▶ _REQUIRED TASK_: Starting at the line that holds "Enumerate this screenshot's", set down each line through the end of the listing, exactly as written and with nothing added.

--------------------------------------------------

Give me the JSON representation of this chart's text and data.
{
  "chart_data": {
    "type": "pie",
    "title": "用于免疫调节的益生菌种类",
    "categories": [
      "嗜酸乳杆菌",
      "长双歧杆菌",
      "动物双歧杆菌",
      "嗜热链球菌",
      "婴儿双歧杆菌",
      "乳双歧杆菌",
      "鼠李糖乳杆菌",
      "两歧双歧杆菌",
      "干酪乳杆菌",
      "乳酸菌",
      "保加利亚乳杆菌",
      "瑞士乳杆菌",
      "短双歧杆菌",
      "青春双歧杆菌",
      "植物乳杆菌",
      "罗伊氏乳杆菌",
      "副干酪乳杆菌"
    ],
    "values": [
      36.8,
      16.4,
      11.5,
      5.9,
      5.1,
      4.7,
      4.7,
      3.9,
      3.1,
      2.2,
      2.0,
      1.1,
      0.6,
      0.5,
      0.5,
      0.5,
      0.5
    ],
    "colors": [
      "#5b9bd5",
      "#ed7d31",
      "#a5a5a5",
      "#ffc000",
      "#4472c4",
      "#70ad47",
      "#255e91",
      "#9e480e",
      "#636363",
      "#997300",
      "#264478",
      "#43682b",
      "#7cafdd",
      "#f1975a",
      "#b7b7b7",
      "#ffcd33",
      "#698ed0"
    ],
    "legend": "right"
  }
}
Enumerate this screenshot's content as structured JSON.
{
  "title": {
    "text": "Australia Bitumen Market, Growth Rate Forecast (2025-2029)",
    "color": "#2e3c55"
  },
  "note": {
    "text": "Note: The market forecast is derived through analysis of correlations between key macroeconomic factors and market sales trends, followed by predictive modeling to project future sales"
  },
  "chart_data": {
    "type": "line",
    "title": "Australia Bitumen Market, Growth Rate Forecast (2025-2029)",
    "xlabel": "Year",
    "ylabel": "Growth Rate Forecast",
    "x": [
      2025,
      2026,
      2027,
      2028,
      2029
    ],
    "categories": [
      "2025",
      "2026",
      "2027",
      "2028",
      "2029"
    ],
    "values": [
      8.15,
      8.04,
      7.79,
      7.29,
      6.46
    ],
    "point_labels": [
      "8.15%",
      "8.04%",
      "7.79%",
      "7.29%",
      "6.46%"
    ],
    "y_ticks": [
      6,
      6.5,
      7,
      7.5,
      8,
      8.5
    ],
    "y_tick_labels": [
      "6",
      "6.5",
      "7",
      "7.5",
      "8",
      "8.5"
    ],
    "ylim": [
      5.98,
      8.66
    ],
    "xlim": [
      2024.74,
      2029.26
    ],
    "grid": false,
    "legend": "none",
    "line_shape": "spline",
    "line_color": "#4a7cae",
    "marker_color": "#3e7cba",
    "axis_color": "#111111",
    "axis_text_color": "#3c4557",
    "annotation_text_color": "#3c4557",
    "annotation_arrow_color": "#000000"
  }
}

--------------------------------------------------

▶ _TASK RESPONSE_:
Enumerate this screenshot's content as structured JSON.
{
  "title": {
    "text": "Australia Bitumen Market, Growth Rate Forecast (2025-2029)",
    "color": "#2e3c55"
  },
  "note": {
    "text": "Note: The market forecast is derived through analysis of correlations between key macroeconomic factors and market sales trends, followed by predictive modeling to project future sales"
  },
  "chart_data": {
    "type": "line",
    "title": "Australia Bitumen Market, Growth Rate Forecast (2025-2029)",
    "xlabel": "Year",
    "ylabel": "Growth Rate Forecast",
    "x": [
      2025,
      2026,
      2027,
      2028,
      2029
    ],
    "categories": [
      "2025",
      "2026",
      "2027",
      "2028",
      "2029"
    ],
    "values": [
      8.15,
      8.04,
      7.79,
      7.29,
      6.46
    ],
    "point_labels": [
      "8.15%",
      "8.04%",
      "7.79%",
      "7.29%",
      "6.46%"
    ],
    "y_ticks": [
      6,
      6.5,
      7,
      7.5,
      8,
      8.5
    ],
    "y_tick_labels": [
      "6",
      "6.5",
      "7",
      "7.5",
      "8",
      "8.5"
    ],
    "ylim": [
      5.98,
      8.66
    ],
    "xlim": [
      2024.74,
      2029.26
    ],
    "grid": false,
    "legend": "none",
    "line_shape": "spline",
    "line_color": "#4a7cae",
    "marker_color": "#3e7cba",
    "axis_color": "#111111",
    "axis_text_color": "#3c4557",
    "annotation_text_color": "#3c4557",
    "annotation_arrow_color": "#000000"
  }
}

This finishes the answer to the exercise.